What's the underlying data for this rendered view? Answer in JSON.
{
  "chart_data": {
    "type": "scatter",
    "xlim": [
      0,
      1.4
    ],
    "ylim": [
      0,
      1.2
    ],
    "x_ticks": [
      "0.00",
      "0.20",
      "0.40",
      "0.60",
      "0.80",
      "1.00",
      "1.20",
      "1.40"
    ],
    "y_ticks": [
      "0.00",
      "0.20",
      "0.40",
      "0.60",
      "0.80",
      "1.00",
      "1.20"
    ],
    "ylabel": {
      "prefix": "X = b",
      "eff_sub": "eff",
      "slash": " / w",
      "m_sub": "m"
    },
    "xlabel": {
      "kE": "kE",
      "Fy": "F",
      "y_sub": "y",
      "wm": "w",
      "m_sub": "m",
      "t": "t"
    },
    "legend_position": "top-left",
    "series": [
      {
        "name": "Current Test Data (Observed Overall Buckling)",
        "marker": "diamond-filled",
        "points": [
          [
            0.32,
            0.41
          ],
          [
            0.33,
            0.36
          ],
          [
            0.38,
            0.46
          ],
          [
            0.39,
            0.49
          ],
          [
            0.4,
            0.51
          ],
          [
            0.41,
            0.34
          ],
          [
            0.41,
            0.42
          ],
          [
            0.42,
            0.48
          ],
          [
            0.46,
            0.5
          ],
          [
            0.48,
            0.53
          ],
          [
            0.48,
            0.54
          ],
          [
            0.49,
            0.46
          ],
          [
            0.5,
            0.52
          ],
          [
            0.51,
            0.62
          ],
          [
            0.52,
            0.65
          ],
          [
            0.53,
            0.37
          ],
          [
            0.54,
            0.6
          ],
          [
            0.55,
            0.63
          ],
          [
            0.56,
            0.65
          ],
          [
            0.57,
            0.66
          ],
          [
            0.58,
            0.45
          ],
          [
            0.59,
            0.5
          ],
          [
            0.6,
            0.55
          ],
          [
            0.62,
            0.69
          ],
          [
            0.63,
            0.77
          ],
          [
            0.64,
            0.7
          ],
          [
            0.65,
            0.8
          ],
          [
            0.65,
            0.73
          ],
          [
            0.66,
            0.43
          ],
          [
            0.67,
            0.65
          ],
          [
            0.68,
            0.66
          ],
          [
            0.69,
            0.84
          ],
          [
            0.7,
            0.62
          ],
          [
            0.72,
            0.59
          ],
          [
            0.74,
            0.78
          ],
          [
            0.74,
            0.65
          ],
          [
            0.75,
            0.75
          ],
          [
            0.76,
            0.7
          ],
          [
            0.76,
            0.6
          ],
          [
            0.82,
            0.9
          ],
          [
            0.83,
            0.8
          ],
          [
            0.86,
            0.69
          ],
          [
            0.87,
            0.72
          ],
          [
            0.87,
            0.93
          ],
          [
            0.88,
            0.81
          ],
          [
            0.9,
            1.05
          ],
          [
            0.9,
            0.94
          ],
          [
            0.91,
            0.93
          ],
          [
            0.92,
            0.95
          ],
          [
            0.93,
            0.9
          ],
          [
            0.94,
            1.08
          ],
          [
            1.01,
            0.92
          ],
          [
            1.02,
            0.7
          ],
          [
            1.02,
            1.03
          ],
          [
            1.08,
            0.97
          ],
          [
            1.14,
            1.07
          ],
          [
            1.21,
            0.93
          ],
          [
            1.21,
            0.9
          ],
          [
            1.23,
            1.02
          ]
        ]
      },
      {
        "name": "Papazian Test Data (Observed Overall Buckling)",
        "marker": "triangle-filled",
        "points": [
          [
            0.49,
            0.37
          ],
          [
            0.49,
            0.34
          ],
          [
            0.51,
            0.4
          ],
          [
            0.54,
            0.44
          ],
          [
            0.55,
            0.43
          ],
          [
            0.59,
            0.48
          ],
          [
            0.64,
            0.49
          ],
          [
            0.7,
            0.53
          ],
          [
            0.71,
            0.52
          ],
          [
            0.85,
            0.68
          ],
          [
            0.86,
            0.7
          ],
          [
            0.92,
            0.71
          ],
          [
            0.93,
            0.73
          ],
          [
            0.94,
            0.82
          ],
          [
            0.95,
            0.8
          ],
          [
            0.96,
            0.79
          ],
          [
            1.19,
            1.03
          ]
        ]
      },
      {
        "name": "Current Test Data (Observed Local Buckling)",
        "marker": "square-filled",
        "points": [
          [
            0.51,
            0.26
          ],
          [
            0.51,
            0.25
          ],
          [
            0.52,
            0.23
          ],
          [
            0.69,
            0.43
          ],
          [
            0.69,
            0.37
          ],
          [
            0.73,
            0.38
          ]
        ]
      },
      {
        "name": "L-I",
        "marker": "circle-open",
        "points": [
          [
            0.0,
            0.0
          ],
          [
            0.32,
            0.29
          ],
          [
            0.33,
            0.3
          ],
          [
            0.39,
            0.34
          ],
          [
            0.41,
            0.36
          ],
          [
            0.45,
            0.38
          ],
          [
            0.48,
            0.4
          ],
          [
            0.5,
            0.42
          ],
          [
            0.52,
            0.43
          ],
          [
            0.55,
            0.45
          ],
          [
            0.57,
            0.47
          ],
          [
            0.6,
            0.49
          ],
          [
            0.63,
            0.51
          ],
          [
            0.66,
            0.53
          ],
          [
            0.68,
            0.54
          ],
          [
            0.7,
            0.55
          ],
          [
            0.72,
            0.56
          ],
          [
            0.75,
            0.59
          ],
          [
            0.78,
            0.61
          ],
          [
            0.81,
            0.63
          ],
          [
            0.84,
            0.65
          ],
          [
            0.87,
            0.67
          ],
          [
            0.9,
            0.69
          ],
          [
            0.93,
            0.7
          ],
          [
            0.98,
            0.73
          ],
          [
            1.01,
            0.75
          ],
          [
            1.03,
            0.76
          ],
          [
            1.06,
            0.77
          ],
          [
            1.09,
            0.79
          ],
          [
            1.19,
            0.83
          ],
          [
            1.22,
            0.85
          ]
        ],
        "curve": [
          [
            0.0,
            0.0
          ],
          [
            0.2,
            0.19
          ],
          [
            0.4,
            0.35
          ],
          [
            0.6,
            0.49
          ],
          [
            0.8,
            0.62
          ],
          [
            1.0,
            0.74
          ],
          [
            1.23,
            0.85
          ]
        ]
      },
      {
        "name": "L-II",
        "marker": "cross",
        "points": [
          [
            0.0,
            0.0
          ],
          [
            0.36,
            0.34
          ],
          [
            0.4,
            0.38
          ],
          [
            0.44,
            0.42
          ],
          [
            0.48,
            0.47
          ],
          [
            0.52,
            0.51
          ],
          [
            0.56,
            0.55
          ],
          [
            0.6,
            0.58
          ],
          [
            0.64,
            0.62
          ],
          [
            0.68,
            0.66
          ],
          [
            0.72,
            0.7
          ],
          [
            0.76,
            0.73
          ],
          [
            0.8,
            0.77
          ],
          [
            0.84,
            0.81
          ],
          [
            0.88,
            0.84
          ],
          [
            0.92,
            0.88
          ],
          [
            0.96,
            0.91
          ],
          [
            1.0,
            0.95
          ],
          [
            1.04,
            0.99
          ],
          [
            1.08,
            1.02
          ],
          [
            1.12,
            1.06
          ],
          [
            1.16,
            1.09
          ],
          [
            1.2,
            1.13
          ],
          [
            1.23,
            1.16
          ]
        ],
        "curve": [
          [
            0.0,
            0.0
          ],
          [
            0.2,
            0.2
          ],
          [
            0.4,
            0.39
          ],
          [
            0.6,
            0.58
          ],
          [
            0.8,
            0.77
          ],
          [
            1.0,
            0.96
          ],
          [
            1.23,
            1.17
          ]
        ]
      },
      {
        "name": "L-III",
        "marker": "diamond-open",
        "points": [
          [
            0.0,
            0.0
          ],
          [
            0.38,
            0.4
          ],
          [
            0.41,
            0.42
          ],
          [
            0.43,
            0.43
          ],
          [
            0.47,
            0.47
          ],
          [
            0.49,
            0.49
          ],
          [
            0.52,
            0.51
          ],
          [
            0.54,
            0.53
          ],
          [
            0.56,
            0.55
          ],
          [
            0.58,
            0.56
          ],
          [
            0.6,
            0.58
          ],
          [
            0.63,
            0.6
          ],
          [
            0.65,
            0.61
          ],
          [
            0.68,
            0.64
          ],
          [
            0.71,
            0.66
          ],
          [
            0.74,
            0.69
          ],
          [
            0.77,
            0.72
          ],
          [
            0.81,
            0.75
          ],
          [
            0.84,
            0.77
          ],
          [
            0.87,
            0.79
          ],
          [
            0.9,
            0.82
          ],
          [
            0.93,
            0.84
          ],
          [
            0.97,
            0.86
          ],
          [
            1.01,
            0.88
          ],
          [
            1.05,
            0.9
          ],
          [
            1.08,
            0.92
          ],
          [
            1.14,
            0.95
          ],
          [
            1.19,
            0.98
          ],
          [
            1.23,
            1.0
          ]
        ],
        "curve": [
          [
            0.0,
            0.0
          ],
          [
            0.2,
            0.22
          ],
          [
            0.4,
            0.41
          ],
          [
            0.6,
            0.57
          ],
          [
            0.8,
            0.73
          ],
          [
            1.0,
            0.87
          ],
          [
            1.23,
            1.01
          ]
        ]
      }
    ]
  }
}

:::::

● Task goal
Extract, from the material above, each line holding the word "Buckling".

● Finished answer
        "name": "Current Test Data (Observed Overall Buckling)",
        "name": "Papazian Test Data (Observed Overall Buckling)",
        "name": "Current Test Data (Observed Local Buckling)",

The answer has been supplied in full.